Given data –
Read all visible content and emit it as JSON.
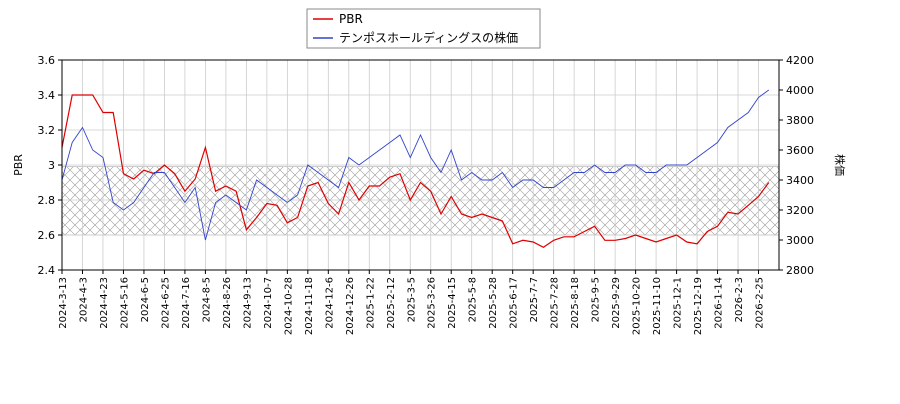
{
  "chart_data": {
    "type": "line",
    "x": [
      "2024-3-13",
      null,
      "2024-4-3",
      null,
      "2024-4-23",
      null,
      "2024-5-16",
      null,
      "2024-6-5",
      null,
      "2024-6-25",
      null,
      "2024-7-16",
      null,
      "2024-8-5",
      null,
      "2024-8-26",
      null,
      "2024-9-13",
      null,
      "2024-10-7",
      null,
      "2024-10-28",
      null,
      "2024-11-18",
      null,
      "2024-12-6",
      null,
      "2024-12-26",
      null,
      "2025-1-22",
      null,
      "2025-2-12",
      null,
      "2025-3-5",
      null,
      "2025-3-26",
      null,
      "2025-4-15",
      null,
      "2025-5-8",
      null,
      "2025-5-28",
      null,
      "2025-6-17",
      null,
      "2025-7-7",
      null,
      "2025-7-28",
      null,
      "2025-8-18",
      null,
      "2025-9-5",
      null,
      "2025-9-29",
      null,
      "2025-10-20",
      null,
      "2025-11-10",
      null,
      "2025-12-1",
      null,
      "2025-12-19",
      null,
      "2026-1-14",
      null,
      "2026-2-3",
      null,
      "2026-2-25",
      null
    ],
    "series": [
      {
        "name": "PBR",
        "color": "#dd0000",
        "values": [
          3.1,
          3.4,
          3.4,
          3.4,
          3.3,
          3.3,
          2.95,
          2.92,
          2.97,
          2.95,
          3.0,
          2.95,
          2.85,
          2.92,
          3.1,
          2.85,
          2.88,
          2.85,
          2.63,
          2.7,
          2.78,
          2.77,
          2.67,
          2.7,
          2.88,
          2.9,
          2.78,
          2.72,
          2.9,
          2.8,
          2.88,
          2.88,
          2.93,
          2.95,
          2.8,
          2.9,
          2.85,
          2.72,
          2.82,
          2.72,
          2.7,
          2.72,
          2.7,
          2.68,
          2.55,
          2.57,
          2.56,
          2.53,
          2.57,
          2.59,
          2.59,
          2.62,
          2.65,
          2.57,
          2.57,
          2.58,
          2.6,
          2.58,
          2.56,
          2.58,
          2.6,
          2.56,
          2.55,
          2.62,
          2.65,
          2.73,
          2.72,
          2.77,
          2.82,
          2.9
        ]
      },
      {
        "name": "テンポスホールディングスの株価",
        "color": "#3344cc",
        "axis": "y2",
        "values": [
          3400,
          3650,
          3750,
          3600,
          3550,
          3250,
          3200,
          3250,
          3350,
          3450,
          3450,
          3350,
          3250,
          3350,
          3000,
          3250,
          3300,
          3250,
          3200,
          3400,
          3350,
          3300,
          3250,
          3300,
          3500,
          3450,
          3400,
          3350,
          3550,
          3500,
          3550,
          3600,
          3650,
          3700,
          3550,
          3700,
          3550,
          3450,
          3600,
          3400,
          3450,
          3400,
          3400,
          3450,
          3350,
          3400,
          3400,
          3350,
          3350,
          3400,
          3450,
          3450,
          3500,
          3450,
          3450,
          3500,
          3500,
          3450,
          3450,
          3500,
          3500,
          3500,
          3550,
          3600,
          3650,
          3750,
          3800,
          3850,
          3950,
          4000
        ]
      }
    ],
    "y_label": "PBR",
    "y2_label": "株価",
    "ylim": [
      2.4,
      3.6
    ],
    "yticks": [
      2.4,
      2.6,
      2.8,
      3.0,
      3.2,
      3.4,
      3.6
    ],
    "y2lim": [
      2800,
      4200
    ],
    "y2ticks": [
      2800,
      3000,
      3200,
      3400,
      3600,
      3800,
      4000,
      4200
    ],
    "shaded_range": [
      2.6,
      2.99
    ],
    "grid": true,
    "legend": "top"
  }
}
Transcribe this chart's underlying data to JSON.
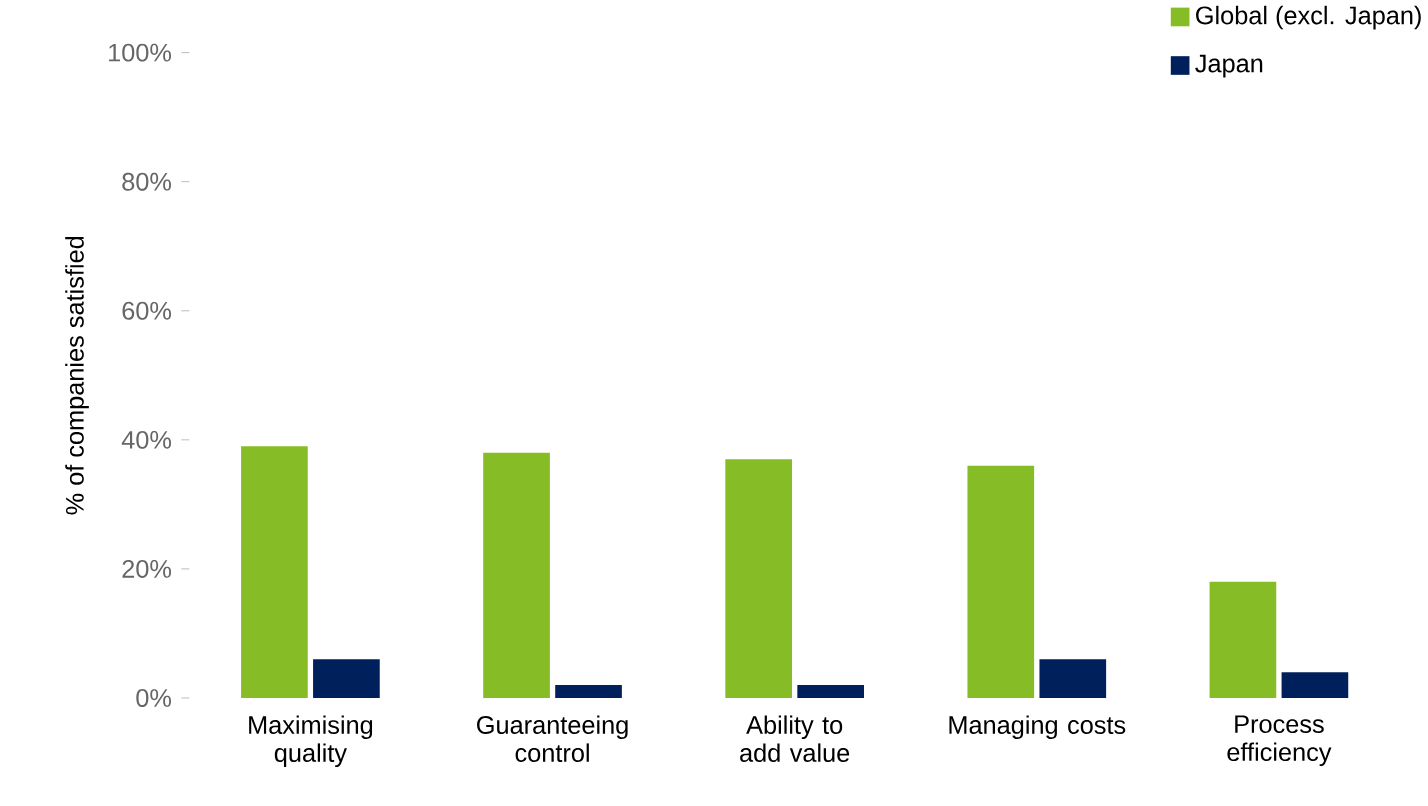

Exercise requirements –
Reproduce every entry word for word, but skip any pictures.

Answer for the task –
Read all visible content and emit it as JSON.
{
  "chart_data": {
    "type": "line",
    "x": [
      "2024-3-13",
      null,
      "2024-4-3",
      null,
      "2024-4-23",
      null,
      "2024-5-16",
      null,
      "2024-6-5",
      null,
      "2024-6-25",
      null,
      "2024-7-16",
      null,
      "2024-8-5",
      null,
      "2024-8-26",
      null,
      "2024-9-13",
      null,
      "2024-10-7",
      null,
      "2024-10-28",
      null,
      "2024-11-18",
      null,
      "2024-12-6",
      null,
      "2024-12-26",
      null,
      "2025-1-22",
      null,
      "2025-2-12",
      null,
      "2025-3-5",
      null,
      "2025-3-26",
      null,
      "2025-4-15",
      null,
      "2025-5-8",
      null,
      "2025-5-28",
      null,
      "2025-6-17",
      null,
      "2025-7-7",
      null,
      "2025-7-28",
      null,
      "2025-8-18",
      null,
      "2025-9-5",
      null,
      "2025-9-29",
      null,
      "2025-10-20",
      null,
      "2025-11-10",
      null,
      "2025-12-1",
      null,
      "2025-12-19",
      null,
      "2026-1-14",
      null,
      "2026-2-3",
      null,
      "2026-2-25",
      null
    ],
    "series": [
      {
        "name": "PBR",
        "color": "#dd0000",
        "values": [
          3.1,
          3.4,
          3.4,
          3.4,
          3.3,
          3.3,
          2.95,
          2.92,
          2.97,
          2.95,
          3.0,
          2.95,
          2.85,
          2.92,
          3.1,
          2.85,
          2.88,
          2.85,
          2.63,
          2.7,
          2.78,
          2.77,
          2.67,
          2.7,
          2.88,
          2.9,
          2.78,
          2.72,
          2.9,
          2.8,
          2.88,
          2.88,
          2.93,
          2.95,
          2.8,
          2.9,
          2.85,
          2.72,
          2.82,
          2.72,
          2.7,
          2.72,
          2.7,
          2.68,
          2.55,
          2.57,
          2.56,
          2.53,
          2.57,
          2.59,
          2.59,
          2.62,
          2.65,
          2.57,
          2.57,
          2.58,
          2.6,
          2.58,
          2.56,
          2.58,
          2.6,
          2.56,
          2.55,
          2.62,
          2.65,
          2.73,
          2.72,
          2.77,
          2.82,
          2.9
        ]
      },
      {
        "name": "テンポスホールディングスの株価",
        "color": "#3344cc",
        "axis": "y2",
        "values": [
          3400,
          3650,
          3750,
          3600,
          3550,
          3250,
          3200,
          3250,
          3350,
          3450,
          3450,
          3350,
          3250,
          3350,
          3000,
          3250,
          3300,
          3250,
          3200,
          3400,
          3350,
          3300,
          3250,
          3300,
          3500,
          3450,
          3400,
          3350,
          3550,
          3500,
          3550,
          3600,
          3650,
          3700,
          3550,
          3700,
          3550,
          3450,
          3600,
          3400,
          3450,
          3400,
          3400,
          3450,
          3350,
          3400,
          3400,
          3350,
          3350,
          3400,
          3450,
          3450,
          3500,
          3450,
          3450,
          3500,
          3500,
          3450,
          3450,
          3500,
          3500,
          3500,
          3550,
          3600,
          3650,
          3750,
          3800,
          3850,
          3950,
          4000
        ]
      }
    ],
    "y_label": "PBR",
    "y2_label": "株価",
    "ylim": [
      2.4,
      3.6
    ],
    "yticks": [
      2.4,
      2.6,
      2.8,
      3.0,
      3.2,
      3.4,
      3.6
    ],
    "y2lim": [
      2800,
      4200
    ],
    "y2ticks": [
      2800,
      3000,
      3200,
      3400,
      3600,
      3800,
      4000,
      4200
    ],
    "shaded_range": [
      2.6,
      2.99
    ],
    "grid": true,
    "legend": "top"
  }
}
Transcribe this chart's underlying data to JSON.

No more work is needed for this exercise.